[Data records]
════════════════
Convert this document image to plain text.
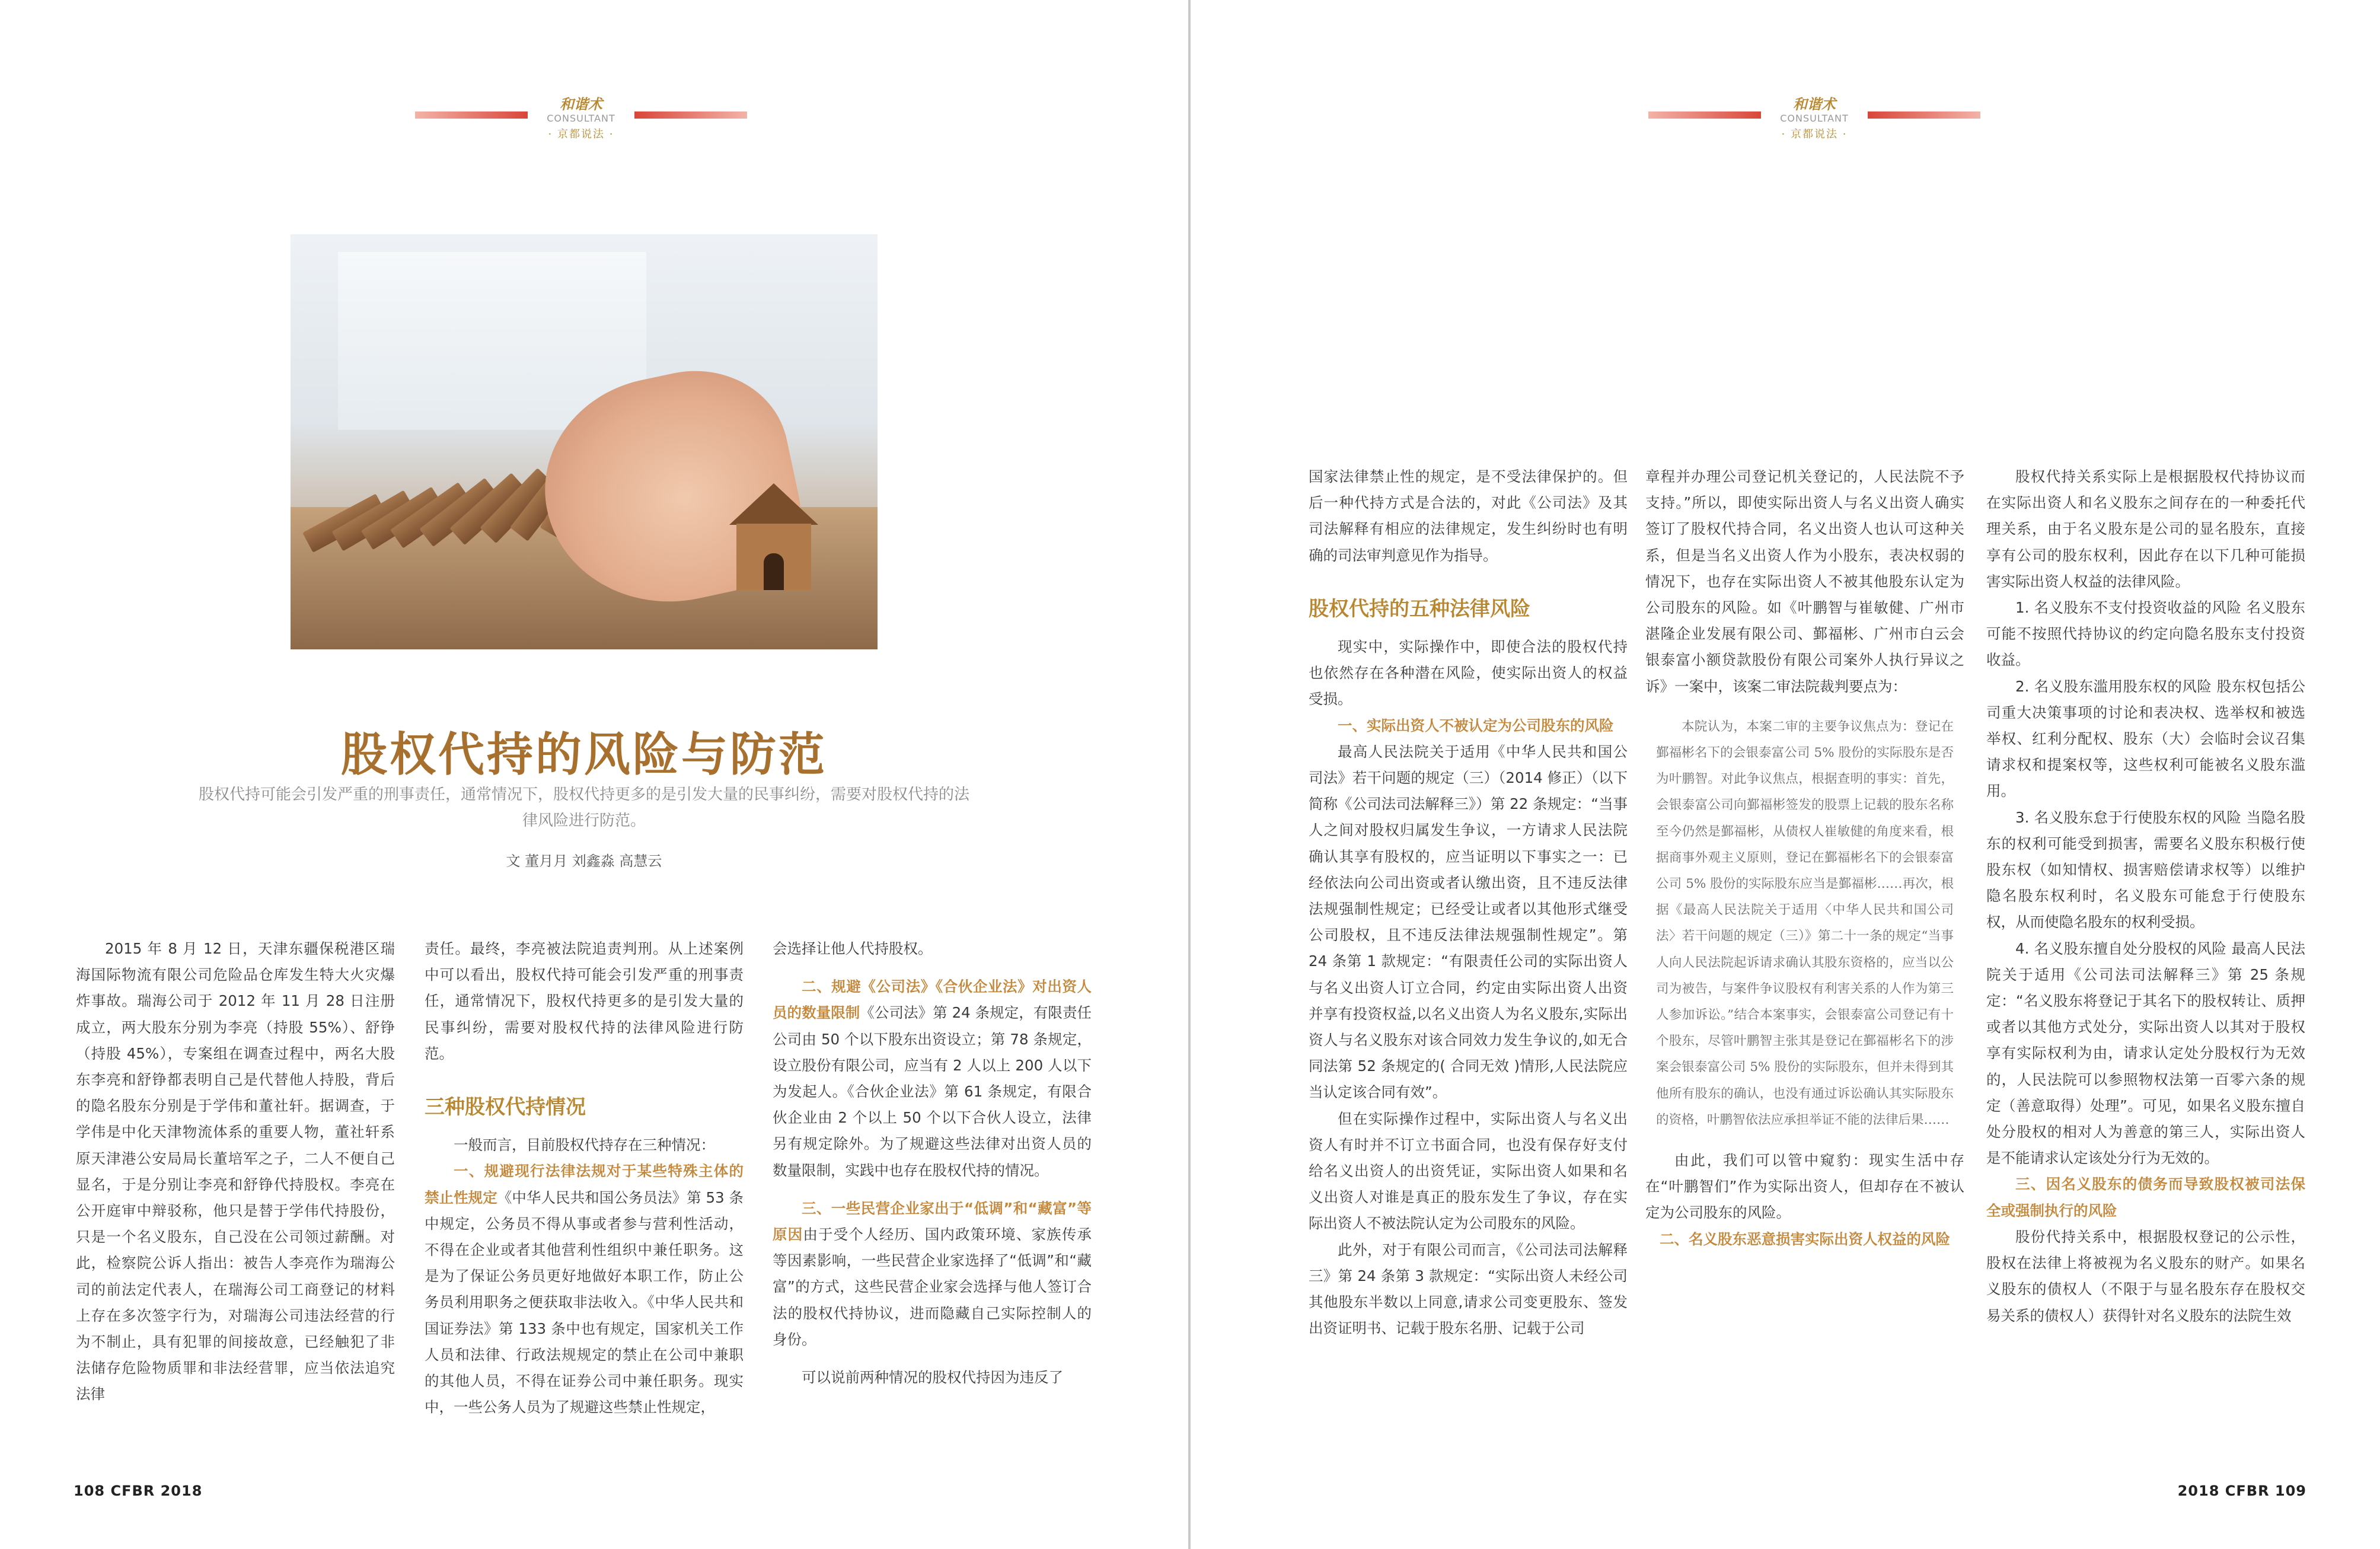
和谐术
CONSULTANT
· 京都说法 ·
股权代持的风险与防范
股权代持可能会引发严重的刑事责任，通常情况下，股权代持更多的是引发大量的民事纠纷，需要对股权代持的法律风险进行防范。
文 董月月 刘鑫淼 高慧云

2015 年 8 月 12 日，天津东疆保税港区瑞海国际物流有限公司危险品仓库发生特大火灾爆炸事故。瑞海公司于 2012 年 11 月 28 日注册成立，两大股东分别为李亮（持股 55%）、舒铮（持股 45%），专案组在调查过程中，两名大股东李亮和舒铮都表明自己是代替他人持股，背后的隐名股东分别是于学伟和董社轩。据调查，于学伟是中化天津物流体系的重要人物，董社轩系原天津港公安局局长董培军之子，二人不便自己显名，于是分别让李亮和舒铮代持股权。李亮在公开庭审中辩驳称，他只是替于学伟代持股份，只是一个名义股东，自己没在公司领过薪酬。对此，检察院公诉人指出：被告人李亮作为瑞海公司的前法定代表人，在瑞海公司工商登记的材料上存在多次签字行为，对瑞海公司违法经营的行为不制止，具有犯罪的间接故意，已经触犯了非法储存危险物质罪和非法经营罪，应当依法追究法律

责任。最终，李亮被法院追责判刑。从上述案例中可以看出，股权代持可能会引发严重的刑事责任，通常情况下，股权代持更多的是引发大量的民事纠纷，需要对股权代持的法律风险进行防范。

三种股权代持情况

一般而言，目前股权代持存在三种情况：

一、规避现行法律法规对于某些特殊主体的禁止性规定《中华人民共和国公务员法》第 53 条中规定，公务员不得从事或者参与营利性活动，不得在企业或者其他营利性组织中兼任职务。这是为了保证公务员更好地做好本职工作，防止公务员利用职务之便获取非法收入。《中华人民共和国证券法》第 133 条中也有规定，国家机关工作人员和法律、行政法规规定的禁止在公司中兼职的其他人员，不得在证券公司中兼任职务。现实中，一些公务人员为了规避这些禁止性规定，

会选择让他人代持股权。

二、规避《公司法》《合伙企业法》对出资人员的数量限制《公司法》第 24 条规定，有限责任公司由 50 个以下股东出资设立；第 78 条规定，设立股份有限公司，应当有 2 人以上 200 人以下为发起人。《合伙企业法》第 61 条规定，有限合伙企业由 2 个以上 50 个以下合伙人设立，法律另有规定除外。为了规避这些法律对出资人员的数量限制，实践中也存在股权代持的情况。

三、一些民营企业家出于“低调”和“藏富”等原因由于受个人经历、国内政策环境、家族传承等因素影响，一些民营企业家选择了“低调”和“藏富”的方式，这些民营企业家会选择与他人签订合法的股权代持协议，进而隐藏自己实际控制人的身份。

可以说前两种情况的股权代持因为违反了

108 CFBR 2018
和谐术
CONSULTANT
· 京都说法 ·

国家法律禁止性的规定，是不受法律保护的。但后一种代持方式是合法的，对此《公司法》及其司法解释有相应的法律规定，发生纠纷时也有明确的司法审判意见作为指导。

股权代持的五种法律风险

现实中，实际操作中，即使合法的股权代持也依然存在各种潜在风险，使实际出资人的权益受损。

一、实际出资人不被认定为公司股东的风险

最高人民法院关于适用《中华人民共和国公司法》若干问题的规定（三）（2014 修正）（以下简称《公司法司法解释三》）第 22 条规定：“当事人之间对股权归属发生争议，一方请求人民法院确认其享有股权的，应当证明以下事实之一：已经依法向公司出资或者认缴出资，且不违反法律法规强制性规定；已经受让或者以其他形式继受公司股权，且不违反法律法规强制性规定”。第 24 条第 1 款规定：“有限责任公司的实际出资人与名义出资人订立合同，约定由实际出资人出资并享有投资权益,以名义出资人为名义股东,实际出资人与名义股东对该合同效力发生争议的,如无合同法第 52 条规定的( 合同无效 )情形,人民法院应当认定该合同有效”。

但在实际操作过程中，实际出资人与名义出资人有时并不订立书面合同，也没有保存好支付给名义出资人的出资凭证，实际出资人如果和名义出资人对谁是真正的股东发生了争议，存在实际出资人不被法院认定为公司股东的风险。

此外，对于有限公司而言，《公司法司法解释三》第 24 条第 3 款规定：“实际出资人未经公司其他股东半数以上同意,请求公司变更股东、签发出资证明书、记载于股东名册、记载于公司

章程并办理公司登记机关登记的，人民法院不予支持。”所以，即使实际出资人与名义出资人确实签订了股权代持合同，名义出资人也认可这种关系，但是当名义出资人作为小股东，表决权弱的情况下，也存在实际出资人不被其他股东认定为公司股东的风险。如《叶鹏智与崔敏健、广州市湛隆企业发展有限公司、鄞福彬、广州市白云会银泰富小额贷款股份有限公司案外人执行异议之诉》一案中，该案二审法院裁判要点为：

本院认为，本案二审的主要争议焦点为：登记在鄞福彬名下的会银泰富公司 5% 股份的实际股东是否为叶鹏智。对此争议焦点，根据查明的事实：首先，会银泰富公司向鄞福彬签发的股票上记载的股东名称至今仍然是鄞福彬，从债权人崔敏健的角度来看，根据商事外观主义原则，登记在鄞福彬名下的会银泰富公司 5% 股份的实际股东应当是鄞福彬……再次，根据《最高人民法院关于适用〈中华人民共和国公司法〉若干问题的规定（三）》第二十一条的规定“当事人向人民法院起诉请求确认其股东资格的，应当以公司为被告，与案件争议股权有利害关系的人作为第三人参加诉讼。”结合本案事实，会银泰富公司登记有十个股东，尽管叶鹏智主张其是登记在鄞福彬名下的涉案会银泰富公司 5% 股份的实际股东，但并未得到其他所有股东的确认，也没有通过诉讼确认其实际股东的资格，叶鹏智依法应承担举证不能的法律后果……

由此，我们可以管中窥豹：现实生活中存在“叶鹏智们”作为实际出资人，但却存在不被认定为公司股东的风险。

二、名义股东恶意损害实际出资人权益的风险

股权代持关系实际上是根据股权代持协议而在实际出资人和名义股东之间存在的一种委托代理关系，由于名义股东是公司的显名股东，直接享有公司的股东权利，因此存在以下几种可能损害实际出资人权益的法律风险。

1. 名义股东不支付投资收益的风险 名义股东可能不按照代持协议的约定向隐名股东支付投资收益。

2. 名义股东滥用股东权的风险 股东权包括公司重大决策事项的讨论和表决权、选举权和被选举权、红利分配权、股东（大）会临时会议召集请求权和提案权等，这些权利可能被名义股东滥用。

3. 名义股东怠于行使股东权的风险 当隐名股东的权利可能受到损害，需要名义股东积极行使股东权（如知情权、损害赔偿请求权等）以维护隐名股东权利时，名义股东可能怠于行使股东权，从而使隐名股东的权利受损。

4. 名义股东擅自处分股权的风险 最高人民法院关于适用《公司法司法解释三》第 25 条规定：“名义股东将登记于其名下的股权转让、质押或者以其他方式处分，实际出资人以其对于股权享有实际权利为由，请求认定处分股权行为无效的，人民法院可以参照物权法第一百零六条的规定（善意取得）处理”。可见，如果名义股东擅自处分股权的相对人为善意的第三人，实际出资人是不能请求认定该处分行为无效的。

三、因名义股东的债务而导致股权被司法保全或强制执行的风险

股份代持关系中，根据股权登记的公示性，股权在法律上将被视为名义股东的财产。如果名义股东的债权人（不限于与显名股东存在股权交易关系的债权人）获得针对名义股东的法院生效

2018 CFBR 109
════════════════
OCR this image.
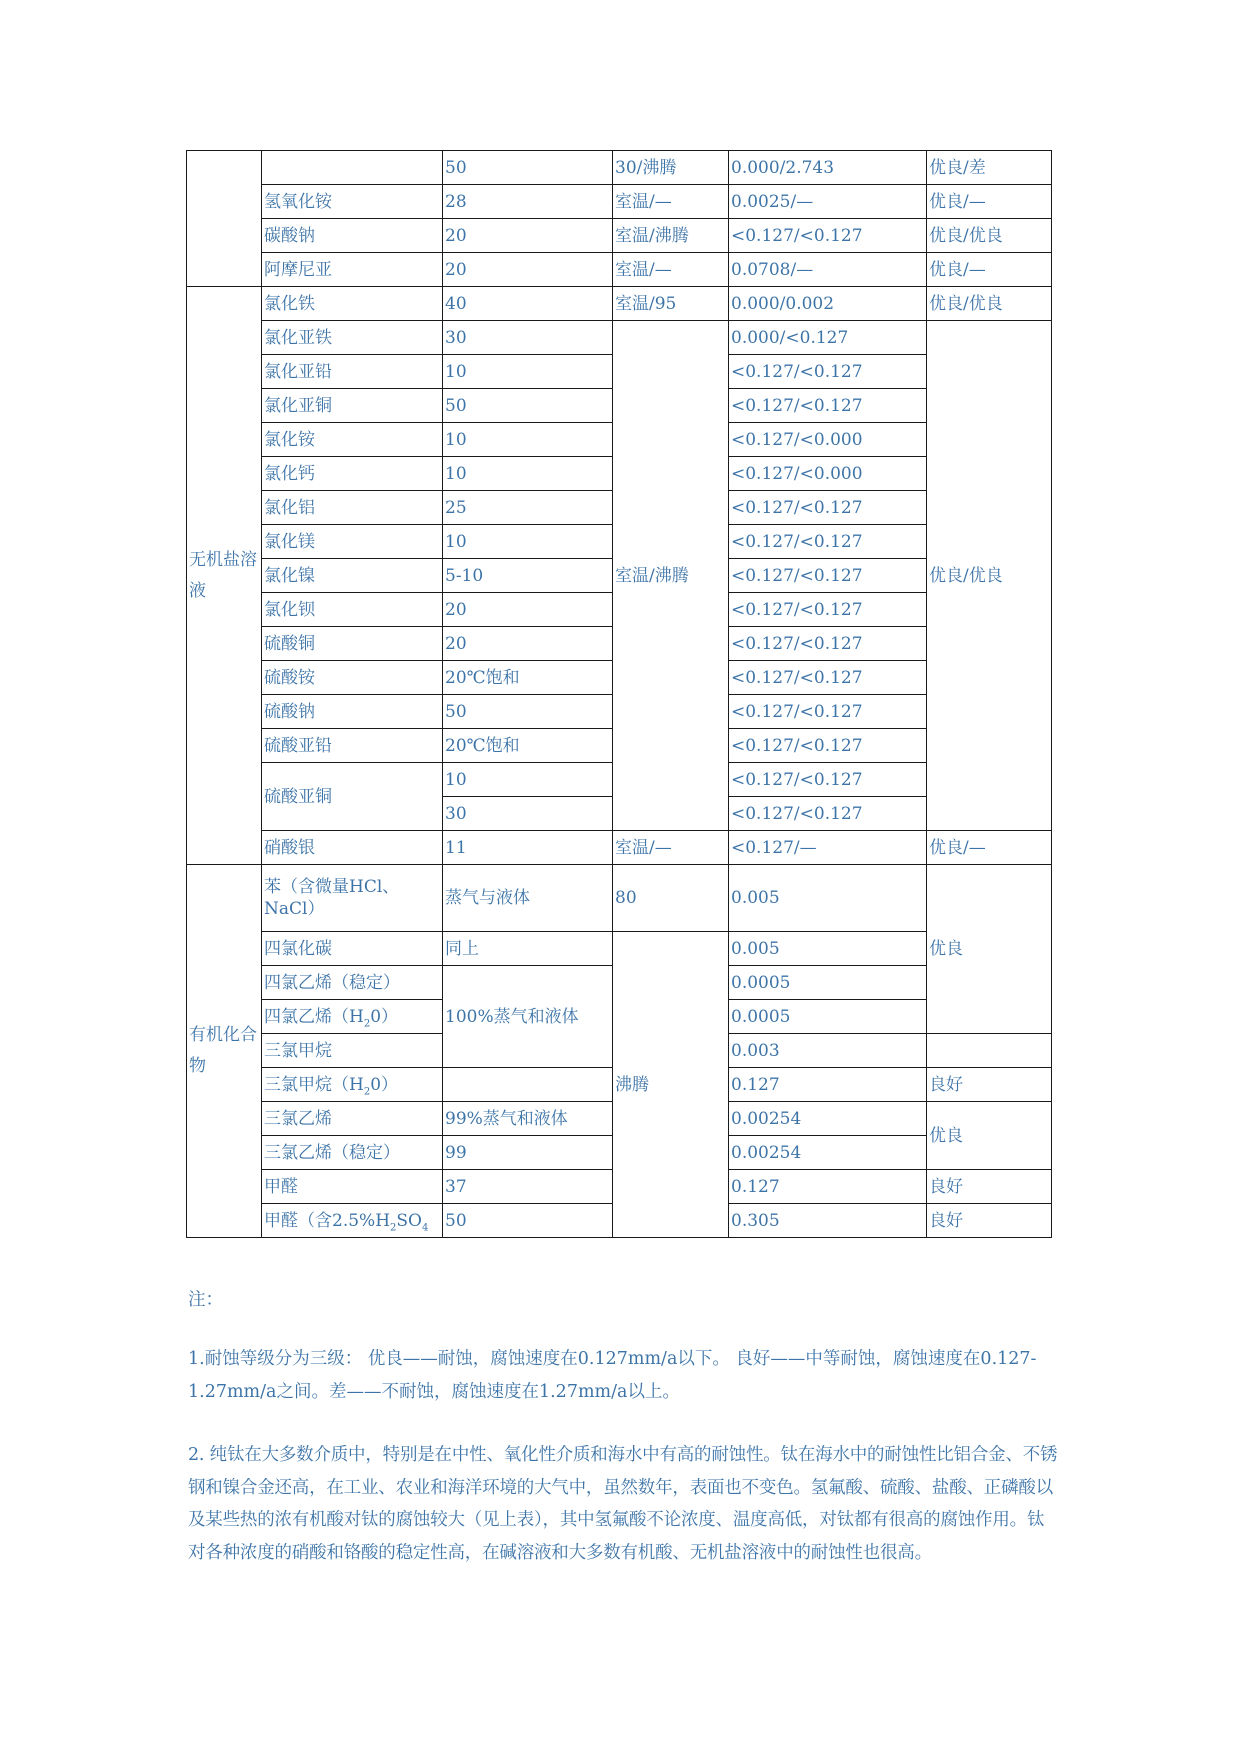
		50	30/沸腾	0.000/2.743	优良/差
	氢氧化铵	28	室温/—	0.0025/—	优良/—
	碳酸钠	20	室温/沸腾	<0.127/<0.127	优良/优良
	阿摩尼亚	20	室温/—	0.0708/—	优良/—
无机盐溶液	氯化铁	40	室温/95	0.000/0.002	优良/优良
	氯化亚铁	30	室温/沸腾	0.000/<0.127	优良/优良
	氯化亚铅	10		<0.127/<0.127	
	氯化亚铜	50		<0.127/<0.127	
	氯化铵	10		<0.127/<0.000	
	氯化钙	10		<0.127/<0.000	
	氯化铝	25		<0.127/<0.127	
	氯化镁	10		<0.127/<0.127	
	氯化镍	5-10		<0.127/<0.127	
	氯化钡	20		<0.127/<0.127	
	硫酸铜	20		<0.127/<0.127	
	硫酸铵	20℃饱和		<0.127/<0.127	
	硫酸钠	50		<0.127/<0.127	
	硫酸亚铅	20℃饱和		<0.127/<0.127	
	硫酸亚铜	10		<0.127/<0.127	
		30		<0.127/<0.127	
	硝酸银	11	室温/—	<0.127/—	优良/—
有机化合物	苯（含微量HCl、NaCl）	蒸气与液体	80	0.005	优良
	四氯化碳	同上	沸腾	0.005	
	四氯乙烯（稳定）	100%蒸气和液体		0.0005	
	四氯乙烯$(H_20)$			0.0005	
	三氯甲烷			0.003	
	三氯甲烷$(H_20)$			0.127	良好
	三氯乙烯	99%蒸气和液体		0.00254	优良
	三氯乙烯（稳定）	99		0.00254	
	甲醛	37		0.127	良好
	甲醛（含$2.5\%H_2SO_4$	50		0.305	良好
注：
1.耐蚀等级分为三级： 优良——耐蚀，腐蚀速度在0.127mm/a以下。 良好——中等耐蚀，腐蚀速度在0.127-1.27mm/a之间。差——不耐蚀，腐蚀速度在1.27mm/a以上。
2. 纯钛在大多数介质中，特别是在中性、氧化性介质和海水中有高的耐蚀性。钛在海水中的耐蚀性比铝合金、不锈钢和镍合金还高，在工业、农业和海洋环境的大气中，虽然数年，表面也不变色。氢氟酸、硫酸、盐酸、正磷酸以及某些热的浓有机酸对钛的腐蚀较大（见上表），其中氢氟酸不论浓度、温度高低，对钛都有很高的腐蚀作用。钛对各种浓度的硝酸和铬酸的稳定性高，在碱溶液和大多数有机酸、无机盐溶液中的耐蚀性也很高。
════════════════
■ Set task
Count the lines in the records above that hold the word "通常情况下", and give only that number.

■ Full solution
2